Task details —
Gather all lines in the entries below that include the word "watermark".

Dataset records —

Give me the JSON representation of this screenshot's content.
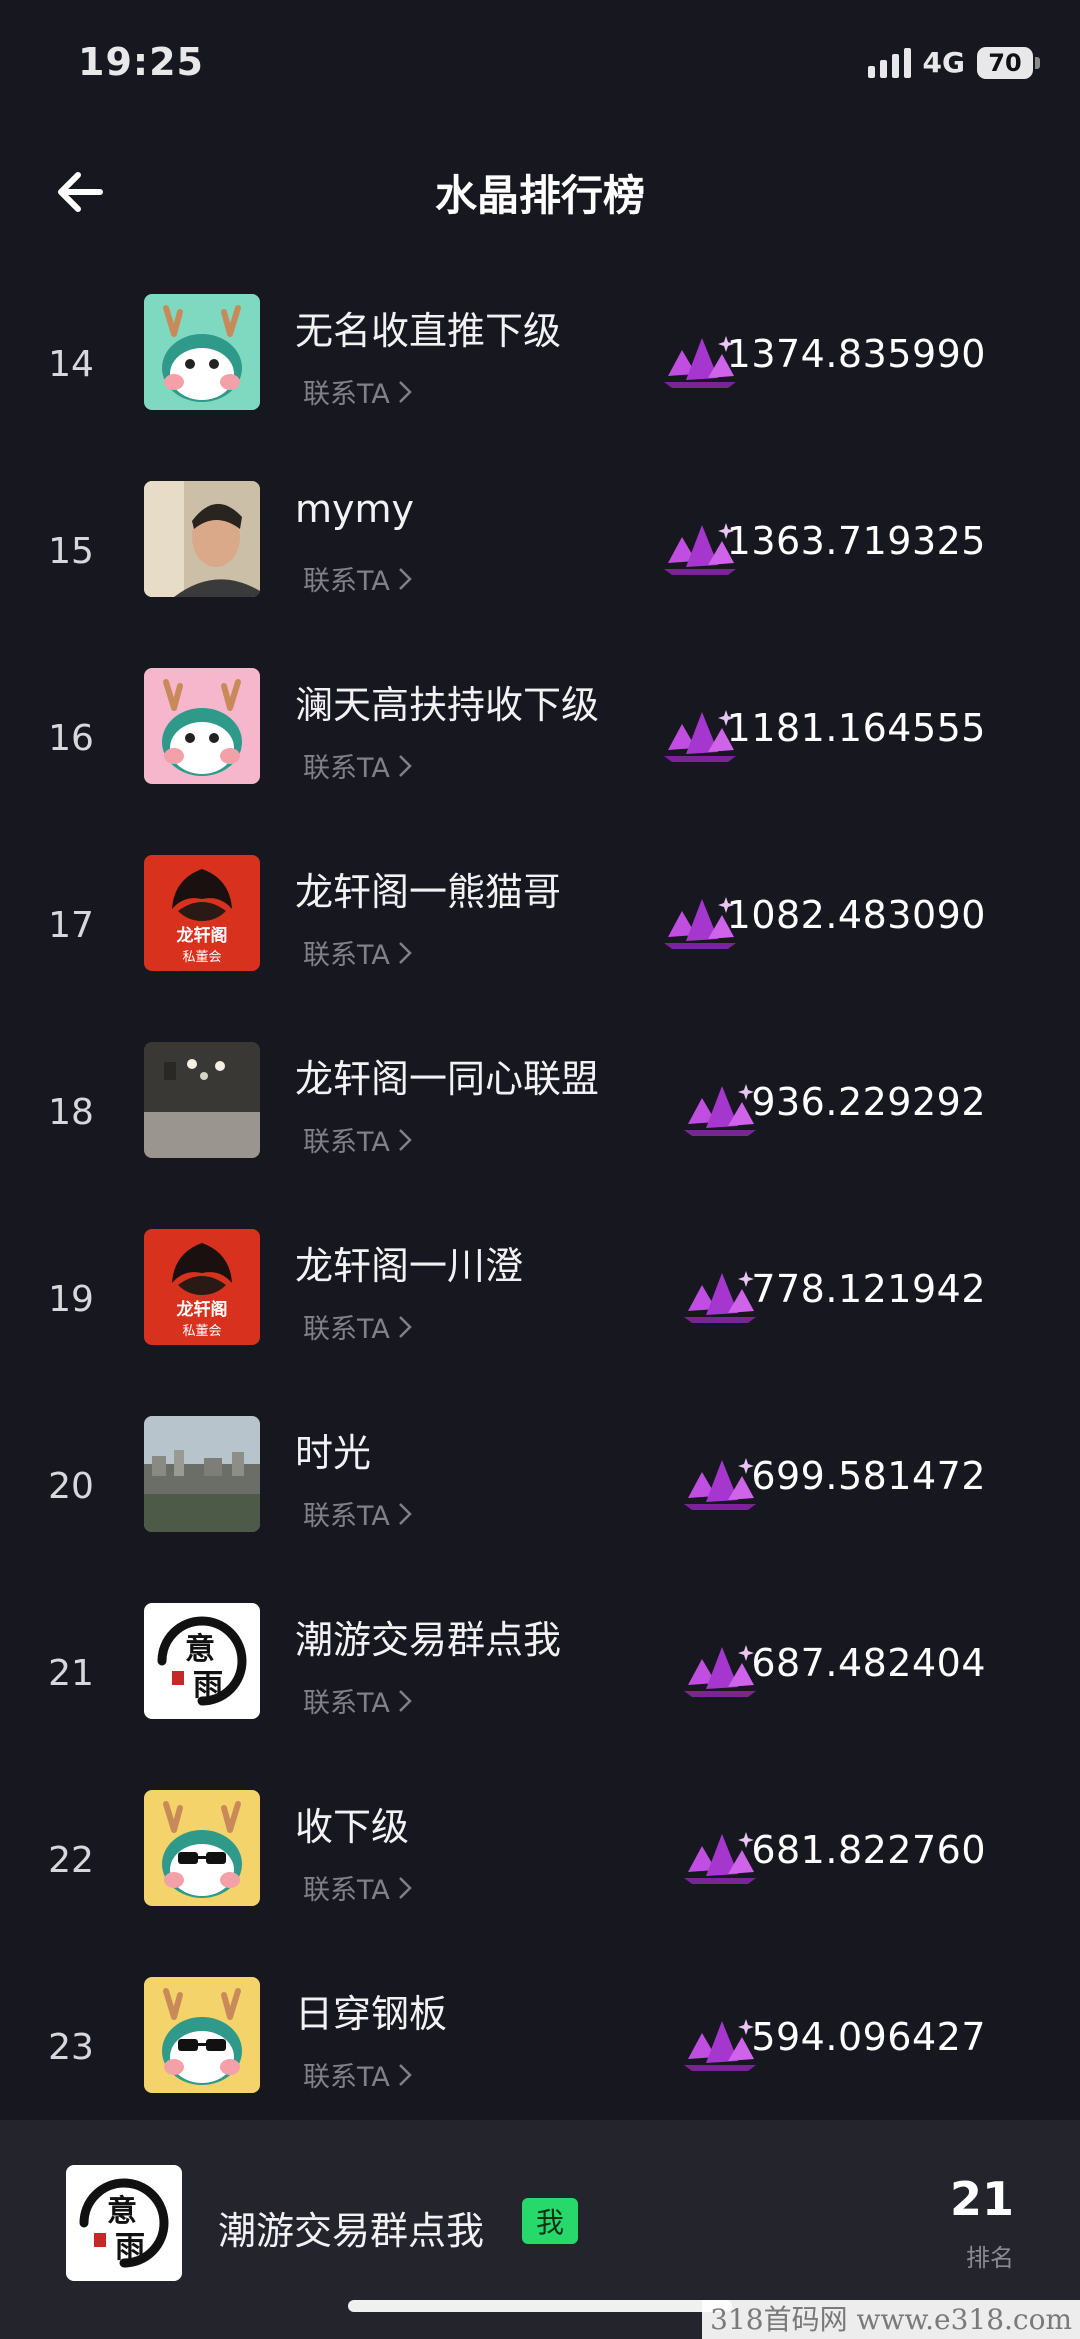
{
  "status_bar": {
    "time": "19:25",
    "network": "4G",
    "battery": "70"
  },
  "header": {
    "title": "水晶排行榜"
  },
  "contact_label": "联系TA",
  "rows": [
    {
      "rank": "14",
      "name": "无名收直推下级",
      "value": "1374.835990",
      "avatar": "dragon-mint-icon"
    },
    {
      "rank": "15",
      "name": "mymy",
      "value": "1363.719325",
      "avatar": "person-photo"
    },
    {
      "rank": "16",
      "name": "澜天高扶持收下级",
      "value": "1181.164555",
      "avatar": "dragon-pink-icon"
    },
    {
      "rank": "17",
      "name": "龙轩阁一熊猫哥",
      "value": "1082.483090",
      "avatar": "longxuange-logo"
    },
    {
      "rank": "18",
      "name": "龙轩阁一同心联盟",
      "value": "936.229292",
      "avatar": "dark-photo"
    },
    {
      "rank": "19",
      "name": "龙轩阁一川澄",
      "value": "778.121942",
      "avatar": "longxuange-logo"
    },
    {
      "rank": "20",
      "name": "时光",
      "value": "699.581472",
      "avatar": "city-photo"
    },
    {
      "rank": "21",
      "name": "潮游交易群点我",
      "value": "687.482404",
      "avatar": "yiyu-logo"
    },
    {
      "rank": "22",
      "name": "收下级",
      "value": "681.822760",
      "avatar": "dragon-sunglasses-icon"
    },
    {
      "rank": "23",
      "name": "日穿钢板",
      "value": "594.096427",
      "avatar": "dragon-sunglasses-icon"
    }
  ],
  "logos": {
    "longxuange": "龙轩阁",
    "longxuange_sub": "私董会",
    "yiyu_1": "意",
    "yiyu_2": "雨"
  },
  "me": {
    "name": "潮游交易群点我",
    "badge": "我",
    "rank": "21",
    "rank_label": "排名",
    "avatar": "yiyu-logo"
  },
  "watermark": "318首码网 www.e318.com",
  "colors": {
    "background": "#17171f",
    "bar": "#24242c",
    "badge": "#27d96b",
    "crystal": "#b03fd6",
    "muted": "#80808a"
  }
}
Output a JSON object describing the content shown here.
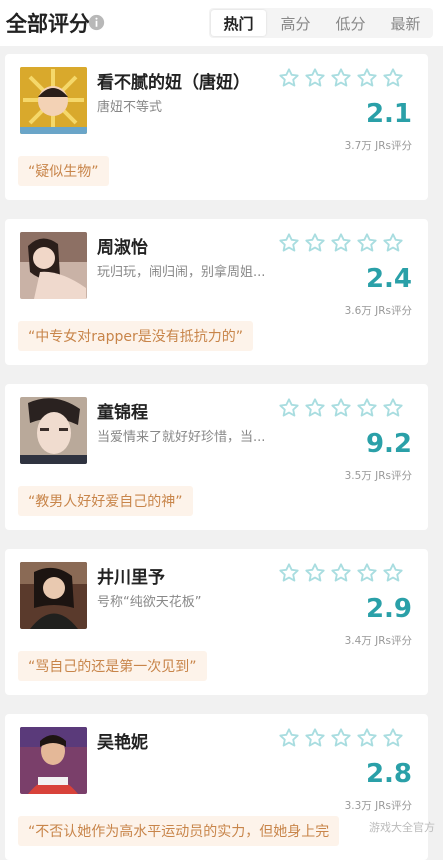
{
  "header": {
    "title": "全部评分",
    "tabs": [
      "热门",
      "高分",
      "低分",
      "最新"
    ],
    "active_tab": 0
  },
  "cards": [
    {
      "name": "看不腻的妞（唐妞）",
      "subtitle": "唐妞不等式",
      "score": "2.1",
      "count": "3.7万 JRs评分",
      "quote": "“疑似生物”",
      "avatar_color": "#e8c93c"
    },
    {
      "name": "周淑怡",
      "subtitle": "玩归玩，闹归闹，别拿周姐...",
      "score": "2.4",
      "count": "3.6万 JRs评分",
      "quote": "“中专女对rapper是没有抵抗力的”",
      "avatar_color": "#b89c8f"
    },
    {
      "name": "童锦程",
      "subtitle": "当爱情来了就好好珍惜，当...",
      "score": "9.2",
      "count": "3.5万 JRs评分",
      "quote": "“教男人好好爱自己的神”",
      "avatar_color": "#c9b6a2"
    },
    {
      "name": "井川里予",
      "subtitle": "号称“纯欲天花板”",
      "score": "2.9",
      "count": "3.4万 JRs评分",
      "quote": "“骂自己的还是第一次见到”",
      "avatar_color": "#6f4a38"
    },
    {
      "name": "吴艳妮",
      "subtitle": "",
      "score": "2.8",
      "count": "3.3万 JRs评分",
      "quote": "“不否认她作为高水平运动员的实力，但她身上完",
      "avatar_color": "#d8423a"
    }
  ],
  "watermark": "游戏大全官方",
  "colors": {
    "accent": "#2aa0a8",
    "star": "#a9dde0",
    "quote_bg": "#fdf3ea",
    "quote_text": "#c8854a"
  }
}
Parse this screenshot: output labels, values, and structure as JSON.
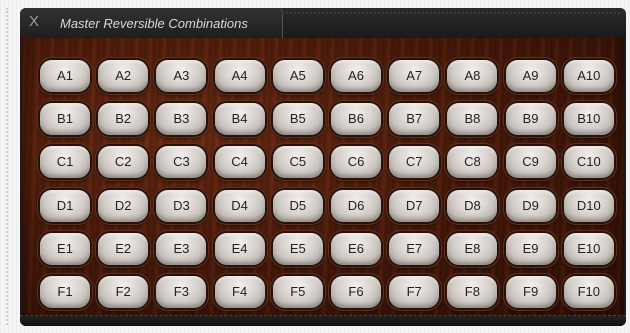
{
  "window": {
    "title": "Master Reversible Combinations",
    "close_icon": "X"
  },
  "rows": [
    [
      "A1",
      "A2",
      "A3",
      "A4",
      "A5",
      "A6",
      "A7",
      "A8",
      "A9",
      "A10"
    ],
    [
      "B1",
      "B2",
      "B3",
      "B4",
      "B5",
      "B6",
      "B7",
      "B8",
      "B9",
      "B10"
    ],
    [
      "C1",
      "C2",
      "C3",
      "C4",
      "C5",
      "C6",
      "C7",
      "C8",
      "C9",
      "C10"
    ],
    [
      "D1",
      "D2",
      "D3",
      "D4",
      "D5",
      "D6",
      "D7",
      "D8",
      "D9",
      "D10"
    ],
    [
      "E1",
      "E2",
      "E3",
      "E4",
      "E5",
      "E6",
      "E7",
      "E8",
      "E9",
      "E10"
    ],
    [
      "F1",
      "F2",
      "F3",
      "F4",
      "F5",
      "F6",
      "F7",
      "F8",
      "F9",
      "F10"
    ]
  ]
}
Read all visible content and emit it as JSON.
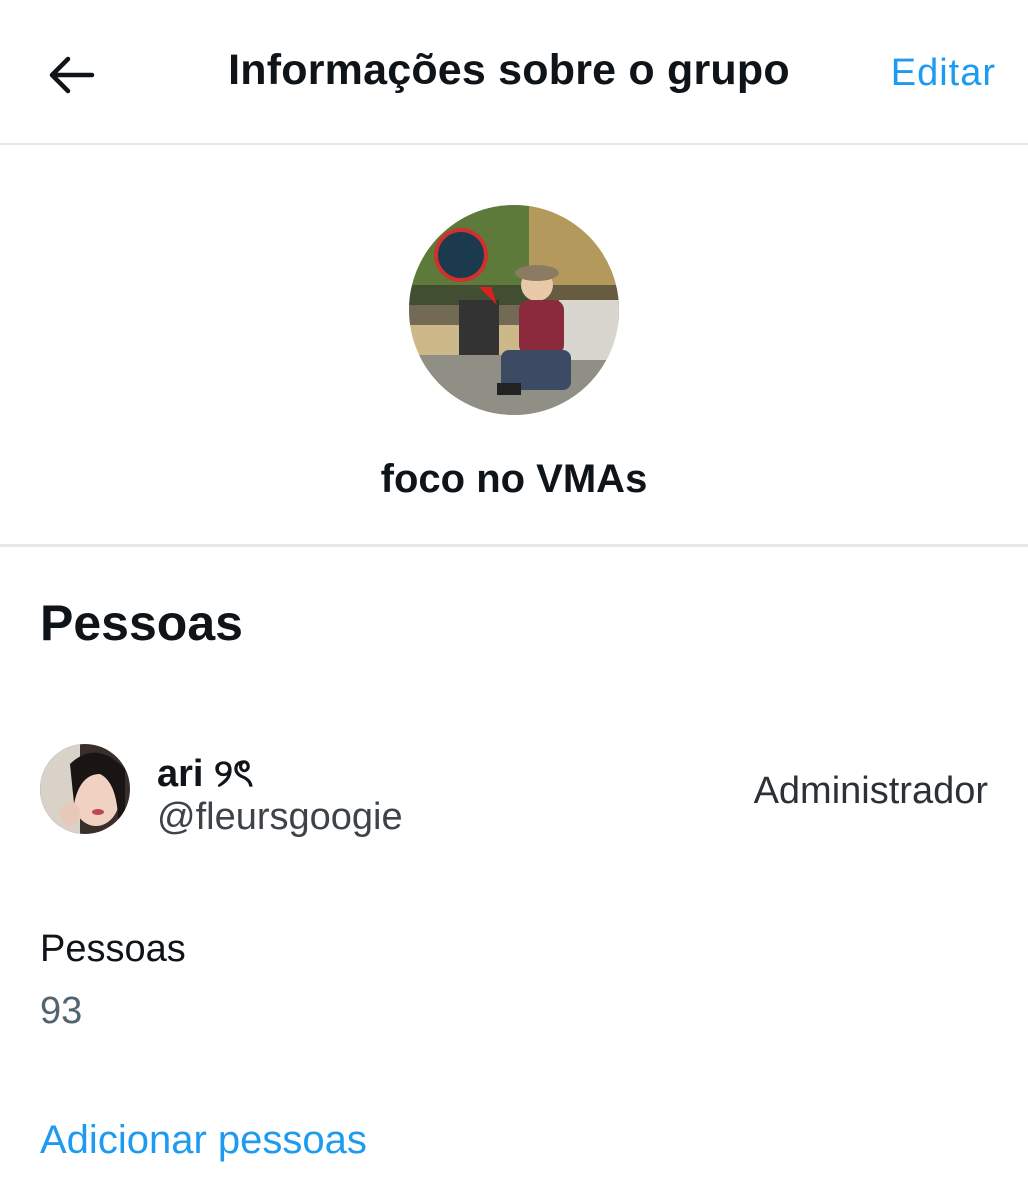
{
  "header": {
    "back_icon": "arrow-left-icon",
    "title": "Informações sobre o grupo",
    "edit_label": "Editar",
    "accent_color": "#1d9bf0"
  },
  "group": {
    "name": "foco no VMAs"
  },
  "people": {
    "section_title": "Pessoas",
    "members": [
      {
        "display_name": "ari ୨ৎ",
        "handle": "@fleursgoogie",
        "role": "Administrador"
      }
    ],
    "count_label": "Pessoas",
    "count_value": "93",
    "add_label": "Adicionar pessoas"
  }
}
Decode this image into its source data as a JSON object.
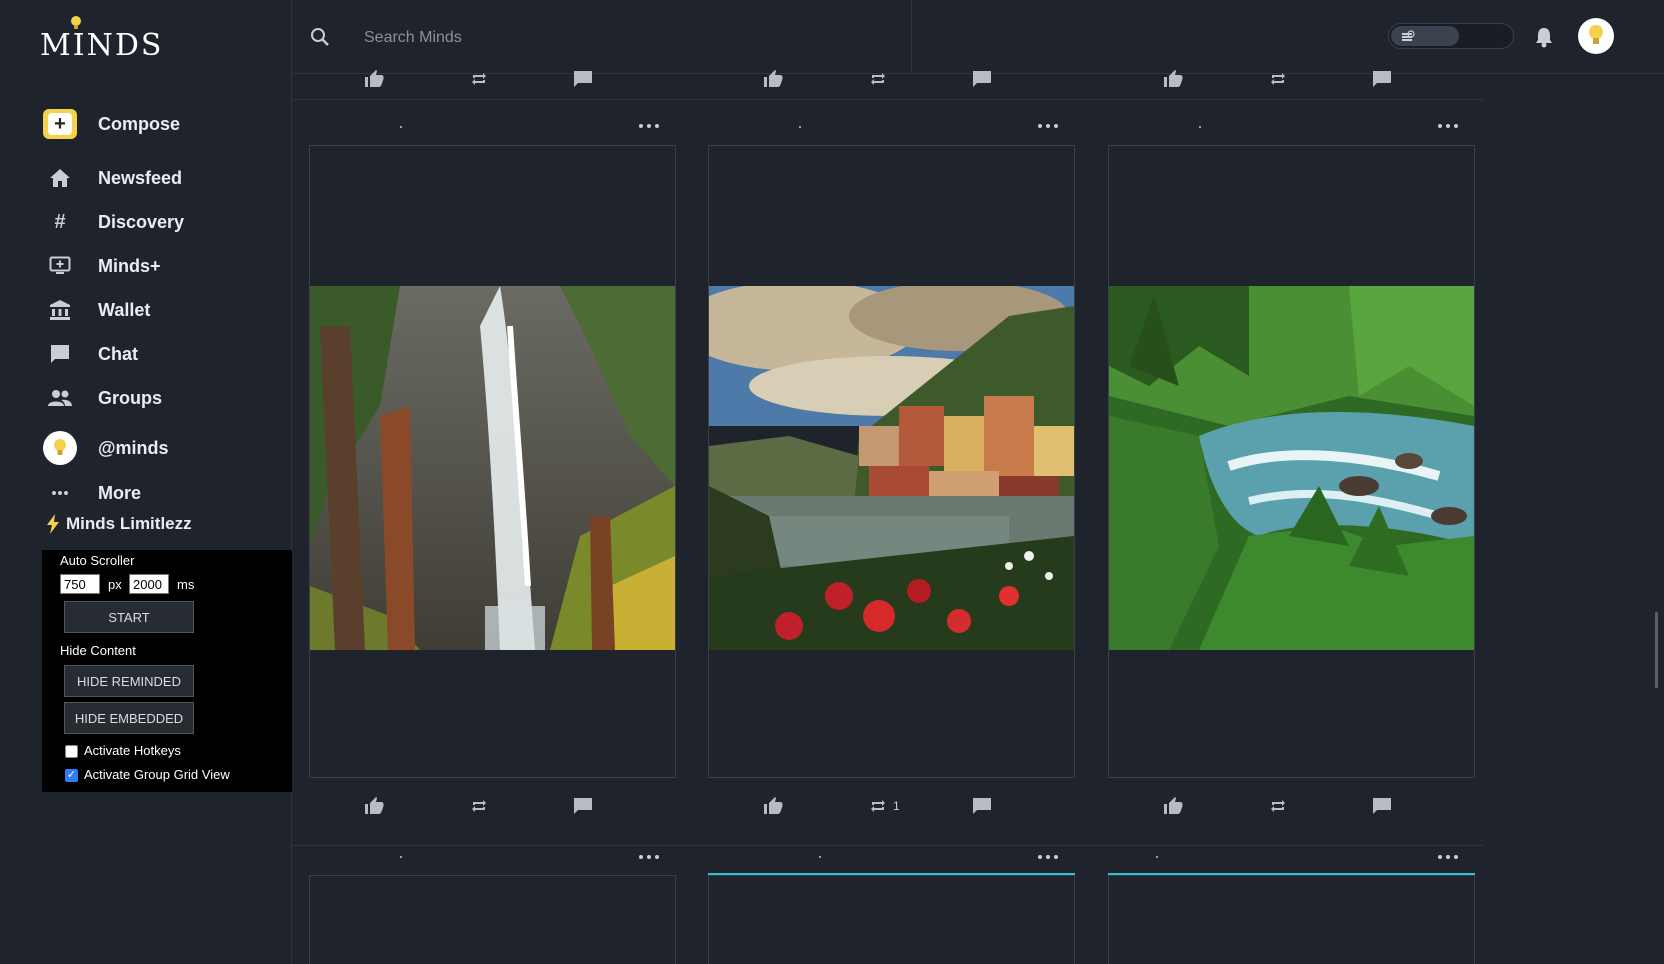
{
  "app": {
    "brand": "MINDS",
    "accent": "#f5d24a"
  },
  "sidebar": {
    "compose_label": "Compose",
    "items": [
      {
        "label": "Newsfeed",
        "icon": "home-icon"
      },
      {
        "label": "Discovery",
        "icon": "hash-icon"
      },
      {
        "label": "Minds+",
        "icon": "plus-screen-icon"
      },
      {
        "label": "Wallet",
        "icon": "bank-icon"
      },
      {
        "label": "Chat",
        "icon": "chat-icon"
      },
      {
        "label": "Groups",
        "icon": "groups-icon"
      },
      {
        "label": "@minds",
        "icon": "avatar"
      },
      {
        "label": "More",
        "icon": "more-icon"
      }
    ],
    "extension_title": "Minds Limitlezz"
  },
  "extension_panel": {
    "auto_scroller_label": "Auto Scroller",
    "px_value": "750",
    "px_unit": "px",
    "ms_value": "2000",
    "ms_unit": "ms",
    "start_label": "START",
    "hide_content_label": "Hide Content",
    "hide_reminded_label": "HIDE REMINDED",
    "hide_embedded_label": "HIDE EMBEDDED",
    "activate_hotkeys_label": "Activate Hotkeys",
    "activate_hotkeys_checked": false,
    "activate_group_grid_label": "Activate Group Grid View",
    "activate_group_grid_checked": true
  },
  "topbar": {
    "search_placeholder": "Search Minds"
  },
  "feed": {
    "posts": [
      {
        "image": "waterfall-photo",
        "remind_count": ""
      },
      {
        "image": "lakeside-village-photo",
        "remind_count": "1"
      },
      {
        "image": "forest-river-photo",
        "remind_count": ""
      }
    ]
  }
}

Solution to this exercise —
  "watermark": "318首码网 www.e318.com",
  "watermark": "游戏大全官方",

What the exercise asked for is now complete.